**INSTRUCTIONS FOR THE TASK**
Only the number is wanted: how many lines hold the word "Warna"?

>> START DATASET ROWS

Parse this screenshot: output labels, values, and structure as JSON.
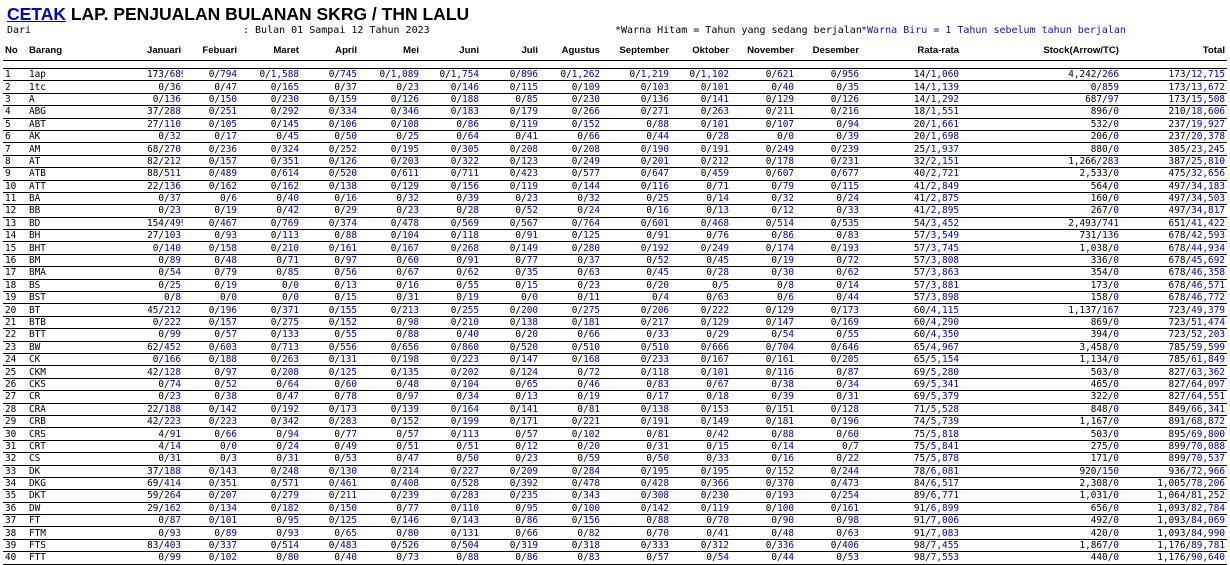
{
  "header": {
    "title_link": "CETAK",
    "title_rest": " LAP. PENJUALAN BULANAN SKRG / THN LALU",
    "dari_label": "Dari",
    "period": ": Bulan 01 Sampai 12 Tahun 2023",
    "note_black": "*Warna Hitam = Tahun yang sedang berjalan",
    "note_blue": "*Warna Biru = 1 Tahun sebelum tahun berjalan"
  },
  "columns": [
    "No",
    "Barang",
    "Januari",
    "Febuari",
    "Maret",
    "April",
    "Mei",
    "Juni",
    "Juli",
    "Agustus",
    "September",
    "Oktober",
    "November",
    "Desember",
    "Rata-rata",
    "Stock(Arrow/TC)",
    "Total"
  ],
  "rows": [
    [
      "1",
      "1ap",
      "173/689",
      "0/794",
      "0/1,588",
      "0/745",
      "0/1,089",
      "0/1,754",
      "0/896",
      "0/1,262",
      "0/1,219",
      "0/1,102",
      "0/621",
      "0/956",
      "14/1,060",
      "4,242/266",
      "173/12,715"
    ],
    [
      "2",
      "1tc",
      "0/36",
      "0/47",
      "0/165",
      "0/37",
      "0/23",
      "0/146",
      "0/115",
      "0/109",
      "0/103",
      "0/101",
      "0/40",
      "0/35",
      "14/1,139",
      "0/859",
      "173/13,672"
    ],
    [
      "3",
      "A",
      "0/136",
      "0/150",
      "0/230",
      "0/159",
      "0/126",
      "0/188",
      "0/85",
      "0/230",
      "0/136",
      "0/141",
      "0/129",
      "0/126",
      "14/1,292",
      "687/97",
      "173/15,508"
    ],
    [
      "4",
      "ABG",
      "37/288",
      "0/251",
      "0/292",
      "0/334",
      "0/346",
      "0/183",
      "0/179",
      "0/266",
      "0/271",
      "0/263",
      "0/211",
      "0/216",
      "18/1,551",
      "896/0",
      "210/18,606"
    ],
    [
      "5",
      "ABT",
      "27/110",
      "0/105",
      "0/145",
      "0/106",
      "0/108",
      "0/86",
      "0/119",
      "0/152",
      "0/88",
      "0/101",
      "0/107",
      "0/94",
      "20/1,661",
      "532/0",
      "237/19,927"
    ],
    [
      "6",
      "AK",
      "0/32",
      "0/17",
      "0/45",
      "0/50",
      "0/25",
      "0/64",
      "0/41",
      "0/66",
      "0/44",
      "0/28",
      "0/0",
      "0/39",
      "20/1,698",
      "206/0",
      "237/20,378"
    ],
    [
      "7",
      "AM",
      "68/270",
      "0/236",
      "0/324",
      "0/252",
      "0/195",
      "0/305",
      "0/208",
      "0/208",
      "0/190",
      "0/191",
      "0/249",
      "0/239",
      "25/1,937",
      "880/0",
      "305/23,245"
    ],
    [
      "8",
      "AT",
      "82/212",
      "0/157",
      "0/351",
      "0/126",
      "0/203",
      "0/322",
      "0/123",
      "0/249",
      "0/201",
      "0/212",
      "0/178",
      "0/231",
      "32/2,151",
      "1,266/283",
      "387/25,810"
    ],
    [
      "9",
      "ATB",
      "88/511",
      "0/489",
      "0/614",
      "0/520",
      "0/611",
      "0/711",
      "0/423",
      "0/577",
      "0/647",
      "0/459",
      "0/607",
      "0/677",
      "40/2,721",
      "2,533/0",
      "475/32,656"
    ],
    [
      "10",
      "ATT",
      "22/136",
      "0/162",
      "0/162",
      "0/138",
      "0/129",
      "0/156",
      "0/119",
      "0/144",
      "0/116",
      "0/71",
      "0/79",
      "0/115",
      "41/2,849",
      "564/0",
      "497/34,183"
    ],
    [
      "11",
      "BA",
      "0/37",
      "0/6",
      "0/40",
      "0/16",
      "0/32",
      "0/39",
      "0/23",
      "0/32",
      "0/25",
      "0/14",
      "0/32",
      "0/24",
      "41/2,875",
      "160/0",
      "497/34,503"
    ],
    [
      "12",
      "BB",
      "0/23",
      "0/19",
      "0/42",
      "0/29",
      "0/23",
      "0/28",
      "0/52",
      "0/24",
      "0/16",
      "0/13",
      "0/12",
      "0/33",
      "41/2,895",
      "267/0",
      "497/34,817"
    ],
    [
      "13",
      "BD",
      "154/499",
      "0/467",
      "0/769",
      "0/374",
      "0/478",
      "0/569",
      "0/567",
      "0/764",
      "0/601",
      "0/468",
      "0/514",
      "0/535",
      "54/3,452",
      "2,493/741",
      "651/41,422"
    ],
    [
      "14",
      "BH",
      "27/103",
      "0/93",
      "0/113",
      "0/88",
      "0/104",
      "0/118",
      "0/91",
      "0/125",
      "0/91",
      "0/76",
      "0/86",
      "0/83",
      "57/3,549",
      "731/136",
      "678/42,593"
    ],
    [
      "15",
      "BHT",
      "0/140",
      "0/158",
      "0/210",
      "0/161",
      "0/167",
      "0/268",
      "0/149",
      "0/280",
      "0/192",
      "0/249",
      "0/174",
      "0/193",
      "57/3,745",
      "1,038/0",
      "678/44,934"
    ],
    [
      "16",
      "BM",
      "0/89",
      "0/48",
      "0/71",
      "0/97",
      "0/60",
      "0/91",
      "0/77",
      "0/37",
      "0/52",
      "0/45",
      "0/19",
      "0/72",
      "57/3,808",
      "336/0",
      "678/45,692"
    ],
    [
      "17",
      "BMA",
      "0/54",
      "0/79",
      "0/85",
      "0/56",
      "0/67",
      "0/62",
      "0/35",
      "0/63",
      "0/45",
      "0/28",
      "0/30",
      "0/62",
      "57/3,863",
      "354/0",
      "678/46,358"
    ],
    [
      "18",
      "BS",
      "0/25",
      "0/19",
      "0/0",
      "0/13",
      "0/16",
      "0/55",
      "0/15",
      "0/23",
      "0/20",
      "0/5",
      "0/8",
      "0/14",
      "57/3,881",
      "173/0",
      "678/46,571"
    ],
    [
      "19",
      "BST",
      "0/8",
      "0/0",
      "0/0",
      "0/15",
      "0/31",
      "0/19",
      "0/0",
      "0/11",
      "0/4",
      "0/63",
      "0/6",
      "0/44",
      "57/3,898",
      "158/0",
      "678/46,772"
    ],
    [
      "20",
      "BT",
      "45/212",
      "0/196",
      "0/371",
      "0/155",
      "0/213",
      "0/255",
      "0/200",
      "0/275",
      "0/206",
      "0/222",
      "0/129",
      "0/173",
      "60/4,115",
      "1,137/167",
      "723/49,379"
    ],
    [
      "21",
      "BTB",
      "0/222",
      "0/157",
      "0/275",
      "0/152",
      "0/98",
      "0/210",
      "0/138",
      "0/181",
      "0/217",
      "0/129",
      "0/147",
      "0/169",
      "60/4,290",
      "869/0",
      "723/51,474"
    ],
    [
      "22",
      "BTT",
      "0/99",
      "0/57",
      "0/133",
      "0/55",
      "0/88",
      "0/40",
      "0/20",
      "0/66",
      "0/33",
      "0/29",
      "0/54",
      "0/55",
      "60/4,350",
      "394/0",
      "723/52,203"
    ],
    [
      "23",
      "BW",
      "62/452",
      "0/603",
      "0/713",
      "0/556",
      "0/656",
      "0/860",
      "0/520",
      "0/510",
      "0/510",
      "0/666",
      "0/704",
      "0/646",
      "65/4,967",
      "3,458/0",
      "785/59,599"
    ],
    [
      "24",
      "CK",
      "0/166",
      "0/188",
      "0/263",
      "0/131",
      "0/198",
      "0/223",
      "0/147",
      "0/168",
      "0/233",
      "0/167",
      "0/161",
      "0/205",
      "65/5,154",
      "1,134/0",
      "785/61,849"
    ],
    [
      "25",
      "CKM",
      "42/128",
      "0/97",
      "0/208",
      "0/125",
      "0/135",
      "0/202",
      "0/124",
      "0/72",
      "0/118",
      "0/101",
      "0/116",
      "0/87",
      "69/5,280",
      "503/0",
      "827/63,362"
    ],
    [
      "26",
      "CKS",
      "0/74",
      "0/52",
      "0/64",
      "0/60",
      "0/48",
      "0/104",
      "0/65",
      "0/46",
      "0/83",
      "0/67",
      "0/38",
      "0/34",
      "69/5,341",
      "465/0",
      "827/64,097"
    ],
    [
      "27",
      "CR",
      "0/23",
      "0/38",
      "0/47",
      "0/78",
      "0/97",
      "0/34",
      "0/13",
      "0/19",
      "0/17",
      "0/18",
      "0/39",
      "0/31",
      "69/5,379",
      "322/0",
      "827/64,551"
    ],
    [
      "28",
      "CRA",
      "22/188",
      "0/142",
      "0/192",
      "0/173",
      "0/139",
      "0/164",
      "0/141",
      "0/81",
      "0/138",
      "0/153",
      "0/151",
      "0/128",
      "71/5,528",
      "848/0",
      "849/66,341"
    ],
    [
      "29",
      "CRB",
      "42/223",
      "0/223",
      "0/342",
      "0/283",
      "0/152",
      "0/199",
      "0/171",
      "0/221",
      "0/191",
      "0/149",
      "0/181",
      "0/196",
      "74/5,739",
      "1,167/0",
      "891/68,872"
    ],
    [
      "30",
      "CRS",
      "4/91",
      "0/66",
      "0/94",
      "0/77",
      "0/57",
      "0/113",
      "0/57",
      "0/102",
      "0/81",
      "0/42",
      "0/88",
      "0/60",
      "75/5,818",
      "503/0",
      "895/69,800"
    ],
    [
      "31",
      "CRT",
      "4/14",
      "0/0",
      "0/24",
      "0/49",
      "0/51",
      "0/51",
      "0/12",
      "0/20",
      "0/31",
      "0/15",
      "0/14",
      "0/7",
      "75/5,841",
      "275/0",
      "899/70,088"
    ],
    [
      "32",
      "CS",
      "0/31",
      "0/3",
      "0/31",
      "0/53",
      "0/47",
      "0/50",
      "0/23",
      "0/59",
      "0/50",
      "0/33",
      "0/16",
      "0/22",
      "75/5,878",
      "171/0",
      "899/70,537"
    ],
    [
      "33",
      "DK",
      "37/188",
      "0/143",
      "0/248",
      "0/130",
      "0/214",
      "0/227",
      "0/209",
      "0/284",
      "0/195",
      "0/195",
      "0/152",
      "0/244",
      "78/6,081",
      "920/150",
      "936/72,966"
    ],
    [
      "34",
      "DKG",
      "69/414",
      "0/351",
      "0/571",
      "0/461",
      "0/408",
      "0/528",
      "0/392",
      "0/478",
      "0/428",
      "0/366",
      "0/370",
      "0/473",
      "84/6,517",
      "2,308/0",
      "1,005/78,206"
    ],
    [
      "35",
      "DKT",
      "59/264",
      "0/207",
      "0/279",
      "0/211",
      "0/239",
      "0/283",
      "0/235",
      "0/343",
      "0/308",
      "0/230",
      "0/193",
      "0/254",
      "89/6,771",
      "1,031/0",
      "1,064/81,252"
    ],
    [
      "36",
      "DW",
      "29/162",
      "0/134",
      "0/182",
      "0/150",
      "0/77",
      "0/110",
      "0/95",
      "0/100",
      "0/142",
      "0/119",
      "0/100",
      "0/161",
      "91/6,899",
      "656/0",
      "1,093/82,784"
    ],
    [
      "37",
      "FT",
      "0/87",
      "0/101",
      "0/95",
      "0/125",
      "0/146",
      "0/143",
      "0/86",
      "0/156",
      "0/88",
      "0/70",
      "0/90",
      "0/98",
      "91/7,006",
      "492/0",
      "1,093/84,069"
    ],
    [
      "38",
      "FTM",
      "0/93",
      "0/89",
      "0/93",
      "0/65",
      "0/80",
      "0/131",
      "0/66",
      "0/82",
      "0/70",
      "0/41",
      "0/48",
      "0/63",
      "91/7,083",
      "420/0",
      "1,093/84,990"
    ],
    [
      "39",
      "FTS",
      "83/403",
      "0/337",
      "0/514",
      "0/483",
      "0/526",
      "0/504",
      "0/319",
      "0/318",
      "0/333",
      "0/312",
      "0/336",
      "0/406",
      "98/7,455",
      "1,867/0",
      "1,176/89,781"
    ],
    [
      "40",
      "FTT",
      "0/99",
      "0/102",
      "0/80",
      "0/40",
      "0/73",
      "0/88",
      "0/86",
      "0/83",
      "0/57",
      "0/54",
      "0/44",
      "0/53",
      "98/7,553",
      "440/0",
      "1,176/90,640"
    ]
  ]
}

>> END DATASET ROWS

**TASK RESPONSE**
2